Entries shown:
/---

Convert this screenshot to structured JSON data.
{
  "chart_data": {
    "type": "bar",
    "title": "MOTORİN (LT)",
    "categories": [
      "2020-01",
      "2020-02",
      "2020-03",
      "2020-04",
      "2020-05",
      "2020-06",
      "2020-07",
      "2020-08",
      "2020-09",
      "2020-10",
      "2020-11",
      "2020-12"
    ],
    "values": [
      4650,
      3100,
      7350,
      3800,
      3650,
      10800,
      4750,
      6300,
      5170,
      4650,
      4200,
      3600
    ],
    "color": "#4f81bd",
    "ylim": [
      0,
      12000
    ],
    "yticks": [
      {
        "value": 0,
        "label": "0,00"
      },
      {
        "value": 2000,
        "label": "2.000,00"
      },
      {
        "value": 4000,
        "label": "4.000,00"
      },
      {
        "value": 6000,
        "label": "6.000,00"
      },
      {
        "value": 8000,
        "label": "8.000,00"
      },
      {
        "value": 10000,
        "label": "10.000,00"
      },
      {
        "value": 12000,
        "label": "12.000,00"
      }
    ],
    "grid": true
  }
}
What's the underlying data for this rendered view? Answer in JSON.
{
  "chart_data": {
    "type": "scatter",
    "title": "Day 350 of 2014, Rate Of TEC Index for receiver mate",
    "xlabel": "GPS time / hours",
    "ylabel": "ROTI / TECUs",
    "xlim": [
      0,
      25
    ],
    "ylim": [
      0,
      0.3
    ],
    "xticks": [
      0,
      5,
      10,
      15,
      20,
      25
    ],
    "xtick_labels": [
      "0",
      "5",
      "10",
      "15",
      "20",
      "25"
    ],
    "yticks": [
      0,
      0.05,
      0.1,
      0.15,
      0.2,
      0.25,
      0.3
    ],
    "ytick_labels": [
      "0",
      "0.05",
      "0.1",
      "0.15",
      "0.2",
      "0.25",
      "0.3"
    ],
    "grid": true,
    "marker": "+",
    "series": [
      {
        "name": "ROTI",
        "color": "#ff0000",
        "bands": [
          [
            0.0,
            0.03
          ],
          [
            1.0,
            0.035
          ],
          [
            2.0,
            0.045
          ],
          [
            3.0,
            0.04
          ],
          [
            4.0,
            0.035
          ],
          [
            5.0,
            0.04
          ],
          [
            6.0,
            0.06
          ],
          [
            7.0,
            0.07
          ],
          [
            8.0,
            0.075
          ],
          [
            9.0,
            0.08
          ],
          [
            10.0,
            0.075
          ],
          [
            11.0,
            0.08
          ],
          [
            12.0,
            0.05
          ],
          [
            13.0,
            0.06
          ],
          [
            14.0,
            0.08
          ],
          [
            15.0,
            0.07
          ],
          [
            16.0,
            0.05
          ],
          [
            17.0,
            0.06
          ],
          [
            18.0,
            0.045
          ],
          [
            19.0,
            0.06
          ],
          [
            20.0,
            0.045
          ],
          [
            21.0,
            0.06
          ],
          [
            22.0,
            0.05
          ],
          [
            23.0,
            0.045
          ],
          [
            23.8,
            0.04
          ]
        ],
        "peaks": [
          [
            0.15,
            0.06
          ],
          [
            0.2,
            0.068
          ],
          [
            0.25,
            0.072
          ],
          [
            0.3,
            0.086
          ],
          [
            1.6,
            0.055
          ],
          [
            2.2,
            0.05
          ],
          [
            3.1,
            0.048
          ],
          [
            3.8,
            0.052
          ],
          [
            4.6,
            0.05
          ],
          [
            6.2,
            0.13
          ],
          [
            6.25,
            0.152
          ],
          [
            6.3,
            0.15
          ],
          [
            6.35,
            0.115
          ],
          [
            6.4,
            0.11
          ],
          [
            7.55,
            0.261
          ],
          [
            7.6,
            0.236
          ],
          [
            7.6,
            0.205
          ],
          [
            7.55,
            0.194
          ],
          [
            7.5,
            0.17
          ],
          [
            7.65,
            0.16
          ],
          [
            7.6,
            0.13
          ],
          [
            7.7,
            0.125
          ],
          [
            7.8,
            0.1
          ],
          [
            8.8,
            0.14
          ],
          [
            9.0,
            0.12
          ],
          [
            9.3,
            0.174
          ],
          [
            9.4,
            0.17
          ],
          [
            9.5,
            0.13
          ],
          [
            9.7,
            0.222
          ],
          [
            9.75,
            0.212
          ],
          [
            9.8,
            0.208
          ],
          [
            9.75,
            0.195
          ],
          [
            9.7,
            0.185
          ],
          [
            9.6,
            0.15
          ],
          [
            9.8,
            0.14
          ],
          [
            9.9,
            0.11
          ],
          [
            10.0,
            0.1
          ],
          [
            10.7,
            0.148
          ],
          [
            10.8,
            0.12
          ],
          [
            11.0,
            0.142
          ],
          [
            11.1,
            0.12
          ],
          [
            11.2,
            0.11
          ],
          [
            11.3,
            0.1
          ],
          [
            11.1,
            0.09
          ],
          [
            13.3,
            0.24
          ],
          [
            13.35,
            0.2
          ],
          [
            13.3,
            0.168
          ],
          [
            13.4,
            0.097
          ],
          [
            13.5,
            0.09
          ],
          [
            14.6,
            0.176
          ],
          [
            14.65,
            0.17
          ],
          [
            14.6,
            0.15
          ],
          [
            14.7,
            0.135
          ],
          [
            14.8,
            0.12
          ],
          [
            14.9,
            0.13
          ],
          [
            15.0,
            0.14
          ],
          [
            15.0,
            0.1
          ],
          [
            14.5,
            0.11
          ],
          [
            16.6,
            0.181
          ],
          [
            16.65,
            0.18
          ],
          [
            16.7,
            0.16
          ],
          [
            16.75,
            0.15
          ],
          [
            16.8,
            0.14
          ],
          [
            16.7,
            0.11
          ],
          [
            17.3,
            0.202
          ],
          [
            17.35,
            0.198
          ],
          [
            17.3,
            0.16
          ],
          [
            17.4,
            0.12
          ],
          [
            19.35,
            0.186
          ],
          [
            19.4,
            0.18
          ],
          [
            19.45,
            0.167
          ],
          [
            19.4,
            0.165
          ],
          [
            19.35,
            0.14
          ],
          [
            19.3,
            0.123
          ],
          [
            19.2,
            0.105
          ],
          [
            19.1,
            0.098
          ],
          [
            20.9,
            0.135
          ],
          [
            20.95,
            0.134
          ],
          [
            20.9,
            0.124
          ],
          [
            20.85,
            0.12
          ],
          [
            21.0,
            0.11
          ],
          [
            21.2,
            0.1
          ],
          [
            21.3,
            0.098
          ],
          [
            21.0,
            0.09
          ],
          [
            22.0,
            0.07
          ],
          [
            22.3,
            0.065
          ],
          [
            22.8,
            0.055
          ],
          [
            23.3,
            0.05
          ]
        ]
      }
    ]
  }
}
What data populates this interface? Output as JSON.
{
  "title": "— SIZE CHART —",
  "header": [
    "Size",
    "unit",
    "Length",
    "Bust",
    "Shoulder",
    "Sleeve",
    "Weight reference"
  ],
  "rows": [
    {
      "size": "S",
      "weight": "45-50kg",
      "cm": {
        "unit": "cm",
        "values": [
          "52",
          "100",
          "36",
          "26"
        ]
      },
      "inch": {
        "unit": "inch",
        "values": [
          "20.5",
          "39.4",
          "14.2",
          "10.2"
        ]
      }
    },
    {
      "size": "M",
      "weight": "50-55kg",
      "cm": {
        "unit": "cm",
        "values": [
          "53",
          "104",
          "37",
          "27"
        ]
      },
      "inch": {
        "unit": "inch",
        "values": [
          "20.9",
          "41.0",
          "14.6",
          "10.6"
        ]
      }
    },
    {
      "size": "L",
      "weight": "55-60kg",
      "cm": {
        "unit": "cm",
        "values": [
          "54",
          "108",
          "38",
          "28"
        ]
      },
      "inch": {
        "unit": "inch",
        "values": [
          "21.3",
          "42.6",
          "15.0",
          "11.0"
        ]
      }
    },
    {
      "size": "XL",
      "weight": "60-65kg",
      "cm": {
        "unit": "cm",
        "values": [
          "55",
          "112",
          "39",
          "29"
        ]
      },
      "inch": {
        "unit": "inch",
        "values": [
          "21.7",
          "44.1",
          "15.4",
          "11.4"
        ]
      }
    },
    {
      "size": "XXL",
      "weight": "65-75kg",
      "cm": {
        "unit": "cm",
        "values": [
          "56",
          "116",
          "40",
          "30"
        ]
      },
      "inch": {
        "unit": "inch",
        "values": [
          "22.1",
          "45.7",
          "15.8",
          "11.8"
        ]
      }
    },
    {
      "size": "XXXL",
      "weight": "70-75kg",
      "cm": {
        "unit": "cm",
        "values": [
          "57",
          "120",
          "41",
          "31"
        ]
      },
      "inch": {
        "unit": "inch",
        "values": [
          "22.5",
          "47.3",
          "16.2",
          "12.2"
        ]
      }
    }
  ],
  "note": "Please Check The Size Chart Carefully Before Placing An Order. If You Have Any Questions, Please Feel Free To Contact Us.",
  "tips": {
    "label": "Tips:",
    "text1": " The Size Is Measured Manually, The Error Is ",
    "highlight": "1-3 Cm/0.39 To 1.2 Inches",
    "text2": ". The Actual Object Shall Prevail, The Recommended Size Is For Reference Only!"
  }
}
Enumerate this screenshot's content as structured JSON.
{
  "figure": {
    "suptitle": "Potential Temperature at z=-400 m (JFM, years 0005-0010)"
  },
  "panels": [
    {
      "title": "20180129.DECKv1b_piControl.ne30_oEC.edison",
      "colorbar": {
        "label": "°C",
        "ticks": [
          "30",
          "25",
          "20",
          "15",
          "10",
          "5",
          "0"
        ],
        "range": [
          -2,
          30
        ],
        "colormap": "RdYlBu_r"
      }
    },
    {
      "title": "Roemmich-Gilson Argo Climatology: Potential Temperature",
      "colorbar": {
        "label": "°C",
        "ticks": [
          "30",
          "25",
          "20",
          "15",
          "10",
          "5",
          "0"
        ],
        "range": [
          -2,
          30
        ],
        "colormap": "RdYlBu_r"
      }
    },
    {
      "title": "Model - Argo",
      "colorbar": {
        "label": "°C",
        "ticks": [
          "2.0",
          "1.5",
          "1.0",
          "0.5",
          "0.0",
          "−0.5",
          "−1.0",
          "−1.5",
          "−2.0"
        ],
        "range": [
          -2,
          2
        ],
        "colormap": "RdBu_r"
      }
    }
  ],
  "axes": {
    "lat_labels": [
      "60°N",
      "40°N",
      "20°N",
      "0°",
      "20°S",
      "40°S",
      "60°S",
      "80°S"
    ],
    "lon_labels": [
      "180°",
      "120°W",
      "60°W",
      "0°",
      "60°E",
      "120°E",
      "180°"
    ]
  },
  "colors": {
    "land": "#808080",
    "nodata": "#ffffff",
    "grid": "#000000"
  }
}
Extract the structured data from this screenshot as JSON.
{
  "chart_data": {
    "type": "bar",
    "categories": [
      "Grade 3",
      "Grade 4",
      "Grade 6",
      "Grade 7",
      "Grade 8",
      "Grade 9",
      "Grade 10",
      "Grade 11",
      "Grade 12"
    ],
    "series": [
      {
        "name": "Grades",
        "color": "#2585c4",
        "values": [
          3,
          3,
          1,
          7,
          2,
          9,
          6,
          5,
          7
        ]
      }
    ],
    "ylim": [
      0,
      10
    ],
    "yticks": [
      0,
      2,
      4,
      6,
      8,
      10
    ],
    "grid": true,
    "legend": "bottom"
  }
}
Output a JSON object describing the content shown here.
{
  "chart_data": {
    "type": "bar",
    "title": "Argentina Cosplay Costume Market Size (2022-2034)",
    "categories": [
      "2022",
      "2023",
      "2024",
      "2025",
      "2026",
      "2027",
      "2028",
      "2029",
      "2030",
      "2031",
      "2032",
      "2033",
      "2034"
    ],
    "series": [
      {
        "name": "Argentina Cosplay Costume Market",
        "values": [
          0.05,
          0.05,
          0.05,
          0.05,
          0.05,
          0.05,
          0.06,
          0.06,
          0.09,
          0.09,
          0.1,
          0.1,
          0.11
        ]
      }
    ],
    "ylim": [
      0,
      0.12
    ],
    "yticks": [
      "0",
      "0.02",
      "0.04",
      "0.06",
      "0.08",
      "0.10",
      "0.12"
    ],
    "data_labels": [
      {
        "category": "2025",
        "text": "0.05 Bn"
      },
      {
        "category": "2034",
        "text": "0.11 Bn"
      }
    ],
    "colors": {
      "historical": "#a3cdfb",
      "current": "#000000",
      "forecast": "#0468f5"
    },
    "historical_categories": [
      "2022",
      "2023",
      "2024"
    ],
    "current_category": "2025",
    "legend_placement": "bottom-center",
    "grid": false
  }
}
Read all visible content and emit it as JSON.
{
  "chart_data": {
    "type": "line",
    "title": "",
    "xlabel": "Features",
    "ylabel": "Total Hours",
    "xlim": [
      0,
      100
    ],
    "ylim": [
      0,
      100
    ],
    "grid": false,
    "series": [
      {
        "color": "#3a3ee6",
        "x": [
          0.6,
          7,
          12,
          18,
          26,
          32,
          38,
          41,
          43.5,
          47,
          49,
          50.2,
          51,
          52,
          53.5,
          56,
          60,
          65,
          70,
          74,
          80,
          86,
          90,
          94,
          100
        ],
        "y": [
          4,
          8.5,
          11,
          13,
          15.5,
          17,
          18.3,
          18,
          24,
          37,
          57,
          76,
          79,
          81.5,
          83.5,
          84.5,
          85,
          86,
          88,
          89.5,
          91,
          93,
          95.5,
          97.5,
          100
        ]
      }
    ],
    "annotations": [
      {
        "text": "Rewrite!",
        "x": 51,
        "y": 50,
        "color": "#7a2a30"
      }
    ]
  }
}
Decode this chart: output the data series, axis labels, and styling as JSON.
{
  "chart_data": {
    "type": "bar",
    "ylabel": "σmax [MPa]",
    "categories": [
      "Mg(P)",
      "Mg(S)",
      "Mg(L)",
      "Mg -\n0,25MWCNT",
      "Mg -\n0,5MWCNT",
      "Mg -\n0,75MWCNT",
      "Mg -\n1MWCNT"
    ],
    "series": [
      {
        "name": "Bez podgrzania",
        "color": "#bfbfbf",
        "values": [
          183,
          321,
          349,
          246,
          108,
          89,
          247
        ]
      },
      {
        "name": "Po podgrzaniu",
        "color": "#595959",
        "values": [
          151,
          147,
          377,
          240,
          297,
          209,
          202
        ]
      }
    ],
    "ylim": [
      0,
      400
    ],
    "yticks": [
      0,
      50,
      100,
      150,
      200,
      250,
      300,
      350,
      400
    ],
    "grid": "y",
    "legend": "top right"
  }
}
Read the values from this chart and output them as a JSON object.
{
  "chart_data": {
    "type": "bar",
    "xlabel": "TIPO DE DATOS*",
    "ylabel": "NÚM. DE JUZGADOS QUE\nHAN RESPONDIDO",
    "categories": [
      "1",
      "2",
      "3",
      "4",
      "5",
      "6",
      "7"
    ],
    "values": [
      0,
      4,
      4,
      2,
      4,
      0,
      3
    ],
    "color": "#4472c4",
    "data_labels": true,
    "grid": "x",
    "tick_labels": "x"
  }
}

\---

Objective:
Look through the material above. Copy each line where the word "ylabel" appears.

Solution for this problem:
    "ylabel": "ROTI / TECUs",
    "ylabel": "Total Hours",
    "ylabel": "σmax [MPa]",
    "ylabel": "NÚM. DE JUZGADOS QUE\nHAN RESPONDIDO",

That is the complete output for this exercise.